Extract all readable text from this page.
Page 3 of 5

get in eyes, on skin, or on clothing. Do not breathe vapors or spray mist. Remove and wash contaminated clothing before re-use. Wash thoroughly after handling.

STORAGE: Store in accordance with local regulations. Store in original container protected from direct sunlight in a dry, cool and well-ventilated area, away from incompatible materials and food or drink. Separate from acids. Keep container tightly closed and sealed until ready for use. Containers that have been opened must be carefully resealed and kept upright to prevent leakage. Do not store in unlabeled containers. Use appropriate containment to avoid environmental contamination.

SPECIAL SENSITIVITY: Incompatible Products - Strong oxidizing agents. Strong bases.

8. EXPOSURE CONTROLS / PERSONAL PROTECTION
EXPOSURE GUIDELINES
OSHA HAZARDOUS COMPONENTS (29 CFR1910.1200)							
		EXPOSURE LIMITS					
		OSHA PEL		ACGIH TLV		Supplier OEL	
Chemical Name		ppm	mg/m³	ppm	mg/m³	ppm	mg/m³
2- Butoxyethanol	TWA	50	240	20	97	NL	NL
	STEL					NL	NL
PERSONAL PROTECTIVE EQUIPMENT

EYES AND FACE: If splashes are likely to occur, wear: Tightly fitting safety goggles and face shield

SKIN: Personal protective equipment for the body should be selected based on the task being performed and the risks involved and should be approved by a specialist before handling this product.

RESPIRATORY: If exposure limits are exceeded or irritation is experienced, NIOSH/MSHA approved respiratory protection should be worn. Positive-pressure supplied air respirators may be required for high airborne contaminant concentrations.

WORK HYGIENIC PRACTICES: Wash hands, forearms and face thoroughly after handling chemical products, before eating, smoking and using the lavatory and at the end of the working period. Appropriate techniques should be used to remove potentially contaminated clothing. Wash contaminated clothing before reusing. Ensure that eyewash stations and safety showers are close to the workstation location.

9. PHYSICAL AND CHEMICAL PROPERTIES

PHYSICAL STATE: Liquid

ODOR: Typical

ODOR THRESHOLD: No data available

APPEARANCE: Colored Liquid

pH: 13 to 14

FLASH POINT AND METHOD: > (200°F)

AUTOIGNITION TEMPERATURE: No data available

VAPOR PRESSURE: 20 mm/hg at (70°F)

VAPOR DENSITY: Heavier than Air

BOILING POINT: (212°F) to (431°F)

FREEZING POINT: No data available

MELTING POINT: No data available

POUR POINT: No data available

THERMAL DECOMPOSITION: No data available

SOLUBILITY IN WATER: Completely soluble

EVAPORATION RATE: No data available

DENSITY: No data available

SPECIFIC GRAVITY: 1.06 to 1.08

==*==

Given exercise
Output all of the data again, exactly.

Output for this exercise
Extract all readable text from this page.
Page 3 of 5

get in eyes, on skin, or on clothing. Do not breathe vapors or spray mist. Remove and wash contaminated clothing before re-use. Wash thoroughly after handling.

STORAGE: Store in accordance with local regulations. Store in original container protected from direct sunlight in a dry, cool and well-ventilated area, away from incompatible materials and food or drink. Separate from acids. Keep container tightly closed and sealed until ready for use. Containers that have been opened must be carefully resealed and kept upright to prevent leakage. Do not store in unlabeled containers. Use appropriate containment to avoid environmental contamination.

SPECIAL SENSITIVITY: Incompatible Products - Strong oxidizing agents. Strong bases.

8. EXPOSURE CONTROLS / PERSONAL PROTECTION
EXPOSURE GUIDELINES
OSHA HAZARDOUS COMPONENTS (29 CFR1910.1200)							
		EXPOSURE LIMITS					
		OSHA PEL		ACGIH TLV		Supplier OEL	
Chemical Name		ppm	mg/m³	ppm	mg/m³	ppm	mg/m³
2- Butoxyethanol	TWA	50	240	20	97	NL	NL
	STEL					NL	NL
PERSONAL PROTECTIVE EQUIPMENT

EYES AND FACE: If splashes are likely to occur, wear: Tightly fitting safety goggles and face shield

SKIN: Personal protective equipment for the body should be selected based on the task being performed and the risks involved and should be approved by a specialist before handling this product.

RESPIRATORY: If exposure limits are exceeded or irritation is experienced, NIOSH/MSHA approved respiratory protection should be worn. Positive-pressure supplied air respirators may be required for high airborne contaminant concentrations.

WORK HYGIENIC PRACTICES: Wash hands, forearms and face thoroughly after handling chemical products, before eating, smoking and using the lavatory and at the end of the working period. Appropriate techniques should be used to remove potentially contaminated clothing. Wash contaminated clothing before reusing. Ensure that eyewash stations and safety showers are close to the workstation location.

9. PHYSICAL AND CHEMICAL PROPERTIES

PHYSICAL STATE: Liquid

ODOR: Typical

ODOR THRESHOLD: No data available

APPEARANCE: Colored Liquid

pH: 13 to 14

FLASH POINT AND METHOD: > (200°F)

AUTOIGNITION TEMPERATURE: No data available

VAPOR PRESSURE: 20 mm/hg at (70°F)

VAPOR DENSITY: Heavier than Air

BOILING POINT: (212°F) to (431°F)

FREEZING POINT: No data available

MELTING POINT: No data available

POUR POINT: No data available

THERMAL DECOMPOSITION: No data available

SOLUBILITY IN WATER: Completely soluble

EVAPORATION RATE: No data available

DENSITY: No data available

SPECIFIC GRAVITY: 1.06 to 1.08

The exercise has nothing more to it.